-------- SUPPLIED DATA

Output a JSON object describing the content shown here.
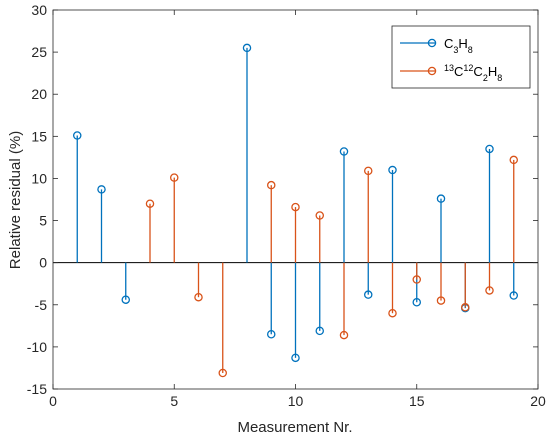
{
  "chart_data": {
    "type": "stem",
    "title": "",
    "xlabel": "Measurement Nr.",
    "ylabel": "Relative residual (%)",
    "xlim": [
      0,
      20
    ],
    "ylim": [
      -15,
      30
    ],
    "xticks": [
      0,
      5,
      10,
      15,
      20
    ],
    "yticks": [
      -15,
      -10,
      -5,
      0,
      5,
      10,
      15,
      20,
      25,
      30
    ],
    "grid": false,
    "legend_position": "top-right",
    "series": [
      {
        "name": "C3H8",
        "label_parts": [
          [
            "C",
            ""
          ],
          [
            "3",
            "sub"
          ],
          [
            "H",
            ""
          ],
          [
            "8",
            "sub"
          ]
        ],
        "color": "#0072BD",
        "points": [
          {
            "x": 1,
            "y": 15.1
          },
          {
            "x": 2,
            "y": 8.7
          },
          {
            "x": 3,
            "y": -4.4
          },
          {
            "x": 8,
            "y": 25.5
          },
          {
            "x": 9,
            "y": -8.5
          },
          {
            "x": 10,
            "y": -11.3
          },
          {
            "x": 11,
            "y": -8.1
          },
          {
            "x": 12,
            "y": 13.2
          },
          {
            "x": 13,
            "y": -3.8
          },
          {
            "x": 14,
            "y": 11.0
          },
          {
            "x": 15,
            "y": -4.7
          },
          {
            "x": 16,
            "y": 7.6
          },
          {
            "x": 17,
            "y": -5.4
          },
          {
            "x": 18,
            "y": 13.5
          },
          {
            "x": 19,
            "y": -3.9
          }
        ]
      },
      {
        "name": "13C12C2H8",
        "label_parts": [
          [
            "13",
            "sup"
          ],
          [
            "C",
            ""
          ],
          [
            "12",
            "sup"
          ],
          [
            "C",
            ""
          ],
          [
            "2",
            "sub"
          ],
          [
            "H",
            ""
          ],
          [
            "8",
            "sub"
          ]
        ],
        "color": "#D95319",
        "points": [
          {
            "x": 4,
            "y": 7.0
          },
          {
            "x": 5,
            "y": 10.1
          },
          {
            "x": 6,
            "y": -4.1
          },
          {
            "x": 7,
            "y": -13.1
          },
          {
            "x": 9,
            "y": 9.2
          },
          {
            "x": 10,
            "y": 6.6
          },
          {
            "x": 11,
            "y": 5.6
          },
          {
            "x": 12,
            "y": -8.6
          },
          {
            "x": 13,
            "y": 10.9
          },
          {
            "x": 14,
            "y": -6.0
          },
          {
            "x": 15,
            "y": -2.0
          },
          {
            "x": 16,
            "y": -4.5
          },
          {
            "x": 17,
            "y": -5.3
          },
          {
            "x": 18,
            "y": -3.3
          },
          {
            "x": 19,
            "y": 12.2
          }
        ]
      }
    ]
  }
}
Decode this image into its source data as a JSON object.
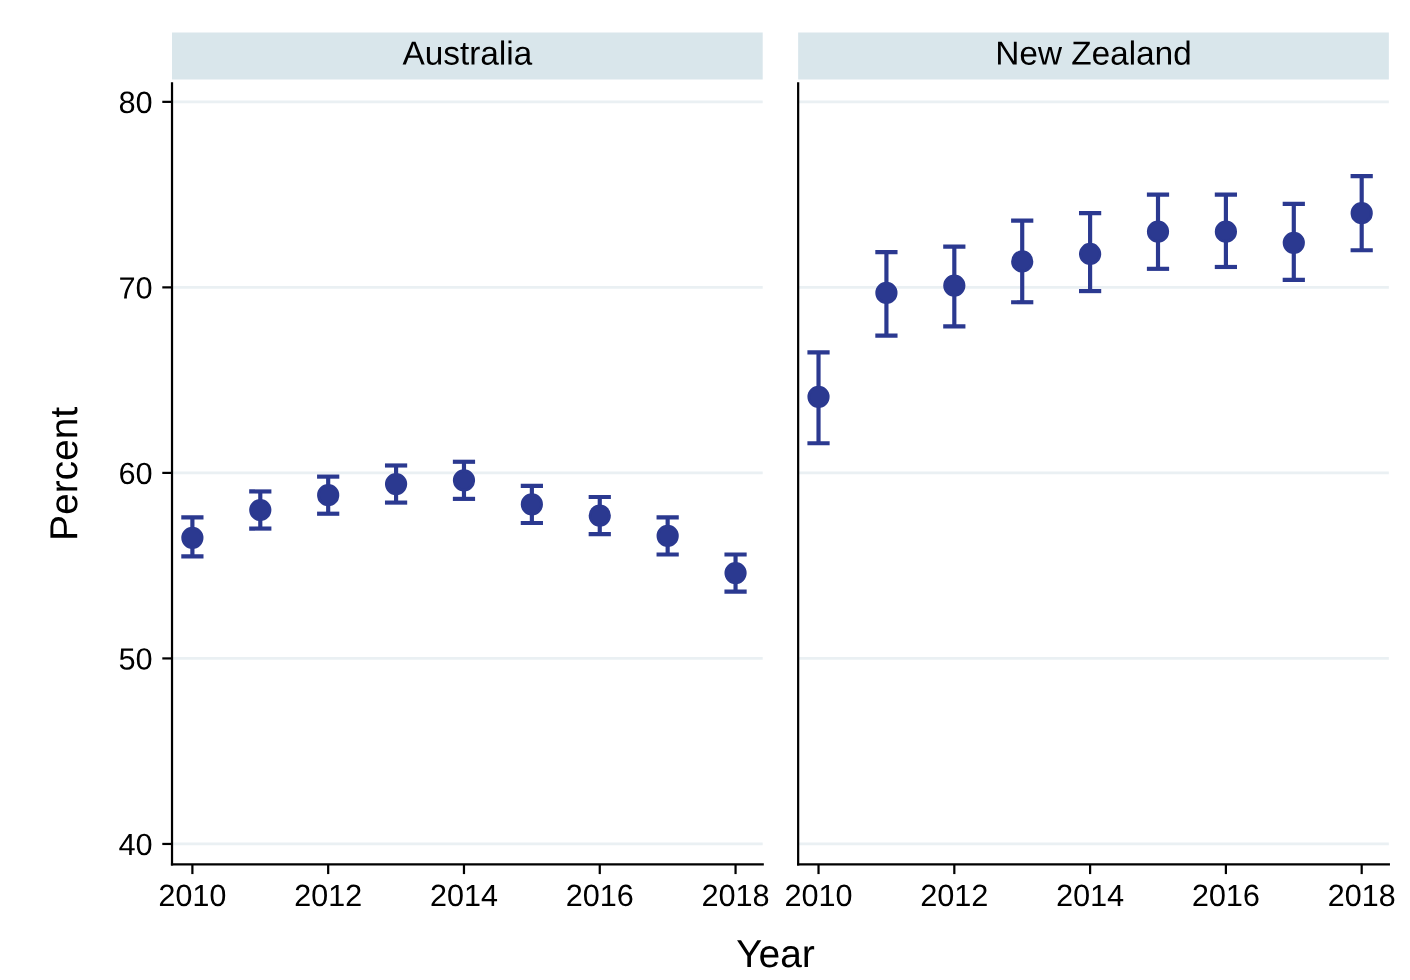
{
  "chart_data": [
    {
      "type": "scatter",
      "title": "Australia",
      "xlabel": "Year",
      "ylabel": "Percent",
      "x": [
        2010,
        2011,
        2012,
        2013,
        2014,
        2015,
        2016,
        2017,
        2018
      ],
      "series": [
        {
          "color": "#2b3990",
          "values": [
            56.5,
            58.0,
            58.8,
            59.4,
            59.6,
            58.3,
            57.7,
            56.6,
            54.6
          ],
          "errors": [
            [
              55.5,
              57.6
            ],
            [
              57.0,
              59.0
            ],
            [
              57.8,
              59.8
            ],
            [
              58.4,
              60.4
            ],
            [
              58.6,
              60.6
            ],
            [
              57.3,
              59.3
            ],
            [
              56.7,
              58.7
            ],
            [
              55.6,
              57.6
            ],
            [
              53.6,
              55.6
            ]
          ]
        }
      ],
      "xlim": [
        2009.7,
        2018.4
      ],
      "xticks": [
        2010,
        2012,
        2014,
        2016,
        2018
      ],
      "ylim": [
        38.9,
        81
      ],
      "yticks": [
        40,
        50,
        60,
        70,
        80
      ],
      "grid": "y",
      "marker": "circle",
      "legend": false
    },
    {
      "type": "scatter",
      "title": "New Zealand",
      "x": [
        2010,
        2011,
        2012,
        2013,
        2014,
        2015,
        2016,
        2017,
        2018
      ],
      "series": [
        {
          "color": "#2b3990",
          "values": [
            64.1,
            69.7,
            70.1,
            71.4,
            71.8,
            73.0,
            73.0,
            72.4,
            74.0
          ],
          "errors": [
            [
              61.6,
              66.5
            ],
            [
              67.4,
              71.9
            ],
            [
              67.9,
              72.2
            ],
            [
              69.2,
              73.6
            ],
            [
              69.8,
              74.0
            ],
            [
              71.0,
              75.0
            ],
            [
              71.1,
              75.0
            ],
            [
              70.4,
              74.5
            ],
            [
              72.0,
              76.0
            ]
          ]
        }
      ],
      "xlim": [
        2009.7,
        2018.4
      ],
      "xticks": [
        2010,
        2012,
        2014,
        2016,
        2018
      ],
      "ylim": [
        38.9,
        81
      ],
      "yticks": [
        40,
        50,
        60,
        70,
        80
      ],
      "grid": "y",
      "marker": "circle",
      "legend": false,
      "tick_labels": "x"
    }
  ]
}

----------------

● REQUIRED WORK: Quote the data exactly, leaving every image out of the copy.

● TASK RESPONSE:
Output a JSON object describing the content shown here.
{
  "chart_data": {
    "type": "stem",
    "title": "",
    "xlabel": "Measurement Nr.",
    "ylabel": "Relative residual (%)",
    "xlim": [
      0,
      20
    ],
    "ylim": [
      -15,
      30
    ],
    "xticks": [
      0,
      5,
      10,
      15,
      20
    ],
    "yticks": [
      -15,
      -10,
      -5,
      0,
      5,
      10,
      15,
      20,
      25,
      30
    ],
    "grid": false,
    "legend_position": "top-right",
    "series": [
      {
        "name": "C3H8",
        "label_parts": [
          [
            "C",
            ""
          ],
          [
            "3",
            "sub"
          ],
          [
            "H",
            ""
          ],
          [
            "8",
            "sub"
          ]
        ],
        "color": "#0072BD",
        "points": [
          {
            "x": 1,
            "y": 15.1
          },
          {
            "x": 2,
            "y": 8.7
          },
          {
            "x": 3,
            "y": -4.4
          },
          {
            "x": 8,
            "y": 25.5
          },
          {
            "x": 9,
            "y": -8.5
          },
          {
            "x": 10,
            "y": -11.3
          },
          {
            "x": 11,
            "y": -8.1
          },
          {
            "x": 12,
            "y": 13.2
          },
          {
            "x": 13,
            "y": -3.8
          },
          {
            "x": 14,
            "y": 11.0
          },
          {
            "x": 15,
            "y": -4.7
          },
          {
            "x": 16,
            "y": 7.6
          },
          {
            "x": 17,
            "y": -5.4
          },
          {
            "x": 18,
            "y": 13.5
          },
          {
            "x": 19,
            "y": -3.9
          }
        ]
      },
      {
        "name": "13C12C2H8",
        "label_parts": [
          [
            "13",
            "sup"
          ],
          [
            "C",
            ""
          ],
          [
            "12",
            "sup"
          ],
          [
            "C",
            ""
          ],
          [
            "2",
            "sub"
          ],
          [
            "H",
            ""
          ],
          [
            "8",
            "sub"
          ]
        ],
        "color": "#D95319",
        "points": [
          {
            "x": 4,
            "y": 7.0
          },
          {
            "x": 5,
            "y": 10.1
          },
          {
            "x": 6,
            "y": -4.1
          },
          {
            "x": 7,
            "y": -13.1
          },
          {
            "x": 9,
            "y": 9.2
          },
          {
            "x": 10,
            "y": 6.6
          },
          {
            "x": 11,
            "y": 5.6
          },
          {
            "x": 12,
            "y": -8.6
          },
          {
            "x": 13,
            "y": 10.9
          },
          {
            "x": 14,
            "y": -6.0
          },
          {
            "x": 15,
            "y": -2.0
          },
          {
            "x": 16,
            "y": -4.5
          },
          {
            "x": 17,
            "y": -5.3
          },
          {
            "x": 18,
            "y": -3.3
          },
          {
            "x": 19,
            "y": 12.2
          }
        ]
      }
    ]
  }
}
Decode this image into its source data as a JSON object.
{
  "chart_data": [
    {
      "type": "scatter",
      "title": "Australia",
      "xlabel": "Year",
      "ylabel": "Percent",
      "x": [
        2010,
        2011,
        2012,
        2013,
        2014,
        2015,
        2016,
        2017,
        2018
      ],
      "series": [
        {
          "color": "#2b3990",
          "values": [
            56.5,
            58.0,
            58.8,
            59.4,
            59.6,
            58.3,
            57.7,
            56.6,
            54.6
          ],
          "errors": [
            [
              55.5,
              57.6
            ],
            [
              57.0,
              59.0
            ],
            [
              57.8,
              59.8
            ],
            [
              58.4,
              60.4
            ],
            [
              58.6,
              60.6
            ],
            [
              57.3,
              59.3
            ],
            [
              56.7,
              58.7
            ],
            [
              55.6,
              57.6
            ],
            [
              53.6,
              55.6
            ]
          ]
        }
      ],
      "xlim": [
        2009.7,
        2018.4
      ],
      "xticks": [
        2010,
        2012,
        2014,
        2016,
        2018
      ],
      "ylim": [
        38.9,
        81
      ],
      "yticks": [
        40,
        50,
        60,
        70,
        80
      ],
      "grid": "y",
      "marker": "circle",
      "legend": false
    },
    {
      "type": "scatter",
      "title": "New Zealand",
      "x": [
        2010,
        2011,
        2012,
        2013,
        2014,
        2015,
        2016,
        2017,
        2018
      ],
      "series": [
        {
          "color": "#2b3990",
          "values": [
            64.1,
            69.7,
            70.1,
            71.4,
            71.8,
            73.0,
            73.0,
            72.4,
            74.0
          ],
          "errors": [
            [
              61.6,
              66.5
            ],
            [
              67.4,
              71.9
            ],
            [
              67.9,
              72.2
            ],
            [
              69.2,
              73.6
            ],
            [
              69.8,
              74.0
            ],
            [
              71.0,
              75.0
            ],
            [
              71.1,
              75.0
            ],
            [
              70.4,
              74.5
            ],
            [
              72.0,
              76.0
            ]
          ]
        }
      ],
      "xlim": [
        2009.7,
        2018.4
      ],
      "xticks": [
        2010,
        2012,
        2014,
        2016,
        2018
      ],
      "ylim": [
        38.9,
        81
      ],
      "yticks": [
        40,
        50,
        60,
        70,
        80
      ],
      "grid": "y",
      "marker": "circle",
      "legend": false,
      "tick_labels": "x"
    }
  ]
}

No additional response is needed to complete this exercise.